Exactly as written, please set down all of the entries again, with no pictures.

####################

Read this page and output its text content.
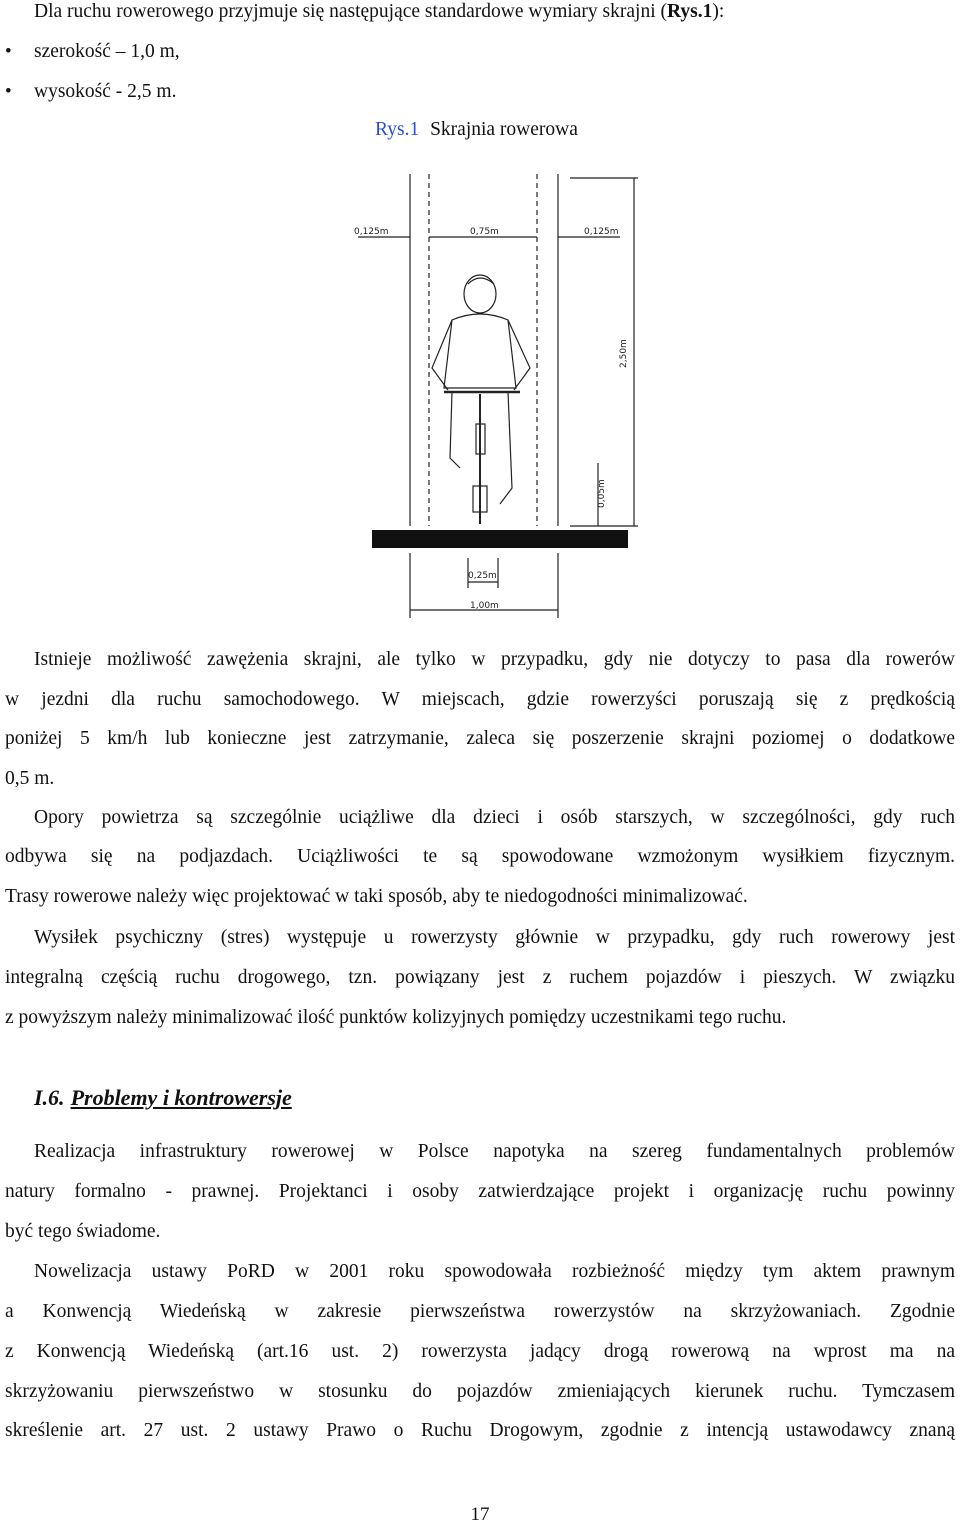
Dla ruchu rowerowego przyjmuje się następujące standardowe wymiary skrajni (Rys.1):
• szerokość – 1,0 m,
• wysokość - 2,5 m.
Rys.1 Skrajnia rowerowa
0,125m	0,75m	0,125m
2,50m
0,05m
0,25m
1,00m
Istnieje możliwość zawężenia skrajni, ale tylko w przypadku, gdy nie dotyczy to pasa dla rowerów
w jezdni dla ruchu samochodowego. W miejscach, gdzie rowerzyści poruszają się z prędkością
poniżej 5 km/h lub konieczne jest zatrzymanie, zaleca się poszerzenie skrajni poziomej o dodatkowe
0,5 m.
Opory powietrza są szczególnie uciążliwe dla dzieci i osób starszych, w szczególności, gdy ruch
odbywa się na podjazdach. Uciążliwości te są spowodowane wzmożonym wysiłkiem fizycznym.
Trasy rowerowe należy więc projektować w taki sposób, aby te niedogodności minimalizować.
Wysiłek psychiczny (stres) występuje u rowerzysty głównie w przypadku, gdy ruch rowerowy jest
integralną częścią ruchu drogowego, tzn. powiązany jest z ruchem pojazdów i pieszych. W związku
z powyższym należy minimalizować ilość punktów kolizyjnych pomiędzy uczestnikami tego ruchu.
I.6. Problemy i kontrowersje
Realizacja infrastruktury rowerowej w Polsce napotyka na szereg fundamentalnych problemów
natury formalno - prawnej. Projektanci i osoby zatwierdzające projekt i organizację ruchu powinny
być tego świadome.
Nowelizacja ustawy PoRD w 2001 roku spowodowała rozbieżność między tym aktem prawnym
a Konwencją Wiedeńską w zakresie pierwszeństwa rowerzystów na skrzyżowaniach. Zgodnie
z Konwencją Wiedeńską (art.16 ust. 2) rowerzysta jadący drogą rowerową na wprost ma na
skrzyżowaniu pierwszeństwo w stosunku do pojazdów zmieniających kierunek ruchu. Tymczasem
skreślenie art. 27 ust. 2 ustawy Prawo o Ruchu Drogowym, zgodnie z intencją ustawodawcy znaną
17
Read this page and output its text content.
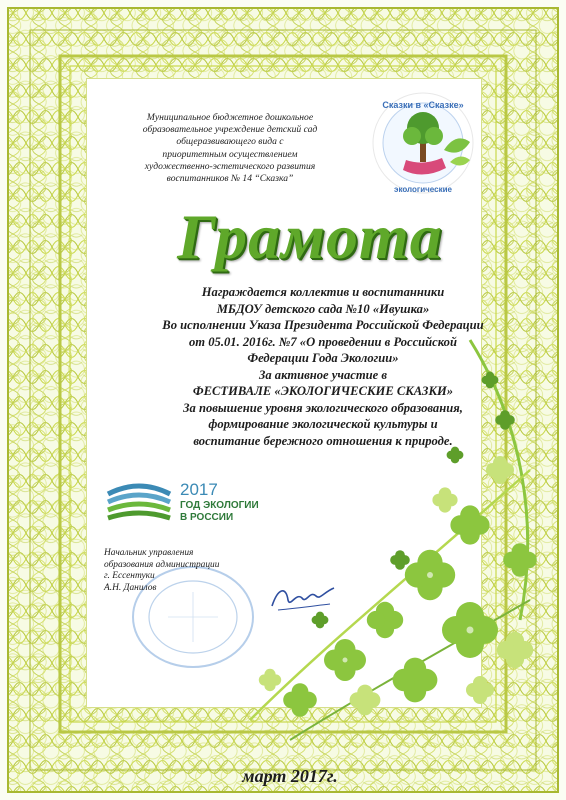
Муниципальное бюджетное дошкольное
образовательное учреждение детский сад
общеразвивающего вида с
приоритетным осуществлением
художественно-эстетического развития
воспитанников № 14 “Сказка”
Сказки в «Сказке»
экологические
Грамота
Награждается коллектив и воспитанники
МБДОУ детского сада №10 «Ивушка»
Во исполнении Указа Президента Российской Федерации
от 05.01. 2016г. №7 «О проведении в Российской
Федерации Года Экологии»
За активное участие в
ФЕСТИВАЛЕ «ЭКОЛОГИЧЕСКИЕ СКАЗКИ»
За повышение уровня экологического образования,
формирование экологической культуры и
воспитание бережного отношения к природе.
2017
ГОД ЭКОЛОГИИ
В РОССИИ
Начальник управления
образования администрации
г. Ессентуки
А.Н. Данилов
март 2017г.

####################

WORKED SOLUTION –
Read this page and output its text content.
Dla ruchu rowerowego przyjmuje się następujące standardowe wymiary skrajni (Rys.1):
• szerokość – 1,0 m,
• wysokość - 2,5 m.
Rys.1 Skrajnia rowerowa
0,125m	0,75m	0,125m
2,50m
0,05m
0,25m
1,00m
Istnieje możliwość zawężenia skrajni, ale tylko w przypadku, gdy nie dotyczy to pasa dla rowerów
w jezdni dla ruchu samochodowego. W miejscach, gdzie rowerzyści poruszają się z prędkością
poniżej 5 km/h lub konieczne jest zatrzymanie, zaleca się poszerzenie skrajni poziomej o dodatkowe
0,5 m.
Opory powietrza są szczególnie uciążliwe dla dzieci i osób starszych, w szczególności, gdy ruch
odbywa się na podjazdach. Uciążliwości te są spowodowane wzmożonym wysiłkiem fizycznym.
Trasy rowerowe należy więc projektować w taki sposób, aby te niedogodności minimalizować.
Wysiłek psychiczny (stres) występuje u rowerzysty głównie w przypadku, gdy ruch rowerowy jest
integralną częścią ruchu drogowego, tzn. powiązany jest z ruchem pojazdów i pieszych. W związku
z powyższym należy minimalizować ilość punktów kolizyjnych pomiędzy uczestnikami tego ruchu.
I.6. Problemy i kontrowersje
Realizacja infrastruktury rowerowej w Polsce napotyka na szereg fundamentalnych problemów
natury formalno - prawnej. Projektanci i osoby zatwierdzające projekt i organizację ruchu powinny
być tego świadome.
Nowelizacja ustawy PoRD w 2001 roku spowodowała rozbieżność między tym aktem prawnym
a Konwencją Wiedeńską w zakresie pierwszeństwa rowerzystów na skrzyżowaniach. Zgodnie
z Konwencją Wiedeńską (art.16 ust. 2) rowerzysta jadący drogą rowerową na wprost ma na
skrzyżowaniu pierwszeństwo w stosunku do pojazdów zmieniających kierunek ruchu. Tymczasem
skreślenie art. 27 ust. 2 ustawy Prawo o Ruchu Drogowym, zgodnie z intencją ustawodawcy znaną
17
Read this page and output its text content.
Муниципальное бюджетное дошкольное
образовательное учреждение детский сад
общеразвивающего вида с
приоритетным осуществлением
художественно-эстетического развития
воспитанников № 14 “Сказка”
Сказки в «Сказке»
экологические
Грамота
Награждается коллектив и воспитанники
МБДОУ детского сада №10 «Ивушка»
Во исполнении Указа Президента Российской Федерации
от 05.01. 2016г. №7 «О проведении в Российской
Федерации Года Экологии»
За активное участие в
ФЕСТИВАЛЕ «ЭКОЛОГИЧЕСКИЕ СКАЗКИ»
За повышение уровня экологического образования,
формирование экологической культуры и
воспитание бережного отношения к природе.
2017
ГОД ЭКОЛОГИИ
В РОССИИ
Начальник управления
образования администрации
г. Ессентуки
А.Н. Данилов
март 2017г.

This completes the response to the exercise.